Record excerpts:
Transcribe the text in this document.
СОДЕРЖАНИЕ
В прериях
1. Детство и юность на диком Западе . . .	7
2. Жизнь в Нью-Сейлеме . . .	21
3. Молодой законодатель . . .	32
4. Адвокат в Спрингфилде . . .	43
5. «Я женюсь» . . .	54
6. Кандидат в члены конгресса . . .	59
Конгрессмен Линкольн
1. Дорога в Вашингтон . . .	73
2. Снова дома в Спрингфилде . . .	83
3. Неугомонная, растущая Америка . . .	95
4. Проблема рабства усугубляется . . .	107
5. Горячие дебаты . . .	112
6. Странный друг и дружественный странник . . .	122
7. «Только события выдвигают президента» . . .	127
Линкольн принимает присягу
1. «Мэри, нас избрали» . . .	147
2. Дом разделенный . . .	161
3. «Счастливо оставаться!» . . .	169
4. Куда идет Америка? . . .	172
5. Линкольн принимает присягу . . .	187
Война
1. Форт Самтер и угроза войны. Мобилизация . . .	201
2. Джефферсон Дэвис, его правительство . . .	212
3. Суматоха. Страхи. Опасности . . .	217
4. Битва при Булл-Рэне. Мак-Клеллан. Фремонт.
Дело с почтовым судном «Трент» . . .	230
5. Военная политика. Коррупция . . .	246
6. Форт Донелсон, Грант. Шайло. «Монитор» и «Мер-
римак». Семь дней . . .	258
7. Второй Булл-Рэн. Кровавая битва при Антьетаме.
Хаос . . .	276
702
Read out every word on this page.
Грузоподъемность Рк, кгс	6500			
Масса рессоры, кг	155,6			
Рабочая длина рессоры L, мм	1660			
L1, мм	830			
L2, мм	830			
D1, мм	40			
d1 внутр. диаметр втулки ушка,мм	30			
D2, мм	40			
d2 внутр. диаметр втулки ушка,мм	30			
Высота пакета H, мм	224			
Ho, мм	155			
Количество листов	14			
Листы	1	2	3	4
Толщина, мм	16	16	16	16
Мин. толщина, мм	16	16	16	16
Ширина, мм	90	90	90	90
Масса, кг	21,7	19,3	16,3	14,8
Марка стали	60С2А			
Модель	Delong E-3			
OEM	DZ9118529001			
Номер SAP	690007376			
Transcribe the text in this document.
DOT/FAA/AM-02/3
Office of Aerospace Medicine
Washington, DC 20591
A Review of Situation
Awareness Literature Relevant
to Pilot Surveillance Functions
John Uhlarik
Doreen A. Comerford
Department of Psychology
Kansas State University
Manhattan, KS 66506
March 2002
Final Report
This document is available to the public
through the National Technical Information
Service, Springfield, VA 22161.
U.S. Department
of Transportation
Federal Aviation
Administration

What to do: Nothing in the listing may be changed; retype it all exactly.

Reply to the exercise:
Transcribe the text in this document.
СОДЕРЖАНИЕ
В прериях
1. Детство и юность на диком Западе . . .	7
2. Жизнь в Нью-Сейлеме . . .	21
3. Молодой законодатель . . .	32
4. Адвокат в Спрингфилде . . .	43
5. «Я женюсь» . . .	54
6. Кандидат в члены конгресса . . .	59
Конгрессмен Линкольн
1. Дорога в Вашингтон . . .	73
2. Снова дома в Спрингфилде . . .	83
3. Неугомонная, растущая Америка . . .	95
4. Проблема рабства усугубляется . . .	107
5. Горячие дебаты . . .	112
6. Странный друг и дружественный странник . . .	122
7. «Только события выдвигают президента» . . .	127
Линкольн принимает присягу
1. «Мэри, нас избрали» . . .	147
2. Дом разделенный . . .	161
3. «Счастливо оставаться!» . . .	169
4. Куда идет Америка? . . .	172
5. Линкольн принимает присягу . . .	187
Война
1. Форт Самтер и угроза войны. Мобилизация . . .	201
2. Джефферсон Дэвис, его правительство . . .	212
3. Суматоха. Страхи. Опасности . . .	217
4. Битва при Булл-Рэне. Мак-Клеллан. Фремонт.
Дело с почтовым судном «Трент» . . .	230
5. Военная политика. Коррупция . . .	246
6. Форт Донелсон, Грант. Шайло. «Монитор» и «Мер-
римак». Семь дней . . .	258
7. Второй Булл-Рэн. Кровавая битва при Антьетаме.
Хаос . . .	276
702
Read out every word on this page.
Грузоподъемность Рк, кгс	6500			
Масса рессоры, кг	155,6			
Рабочая длина рессоры L, мм	1660			
L1, мм	830			
L2, мм	830			
D1, мм	40			
d1 внутр. диаметр втулки ушка,мм	30			
D2, мм	40			
d2 внутр. диаметр втулки ушка,мм	30			
Высота пакета H, мм	224			
Ho, мм	155			
Количество листов	14			
Листы	1	2	3	4
Толщина, мм	16	16	16	16
Мин. толщина, мм	16	16	16	16
Ширина, мм	90	90	90	90
Масса, кг	21,7	19,3	16,3	14,8
Марка стали	60С2А			
Модель	Delong E-3			
OEM	DZ9118529001			
Номер SAP	690007376			
Transcribe the text in this document.
DOT/FAA/AM-02/3
Office of Aerospace Medicine
Washington, DC 20591
A Review of Situation
Awareness Literature Relevant
to Pilot Surveillance Functions
John Uhlarik
Doreen A. Comerford
Department of Psychology
Kansas State University
Manhattan, KS 66506
March 2002
Final Report
This document is available to the public
through the National Technical Information
Service, Springfield, VA 22161.
U.S. Department
of Transportation
Federal Aviation
Administration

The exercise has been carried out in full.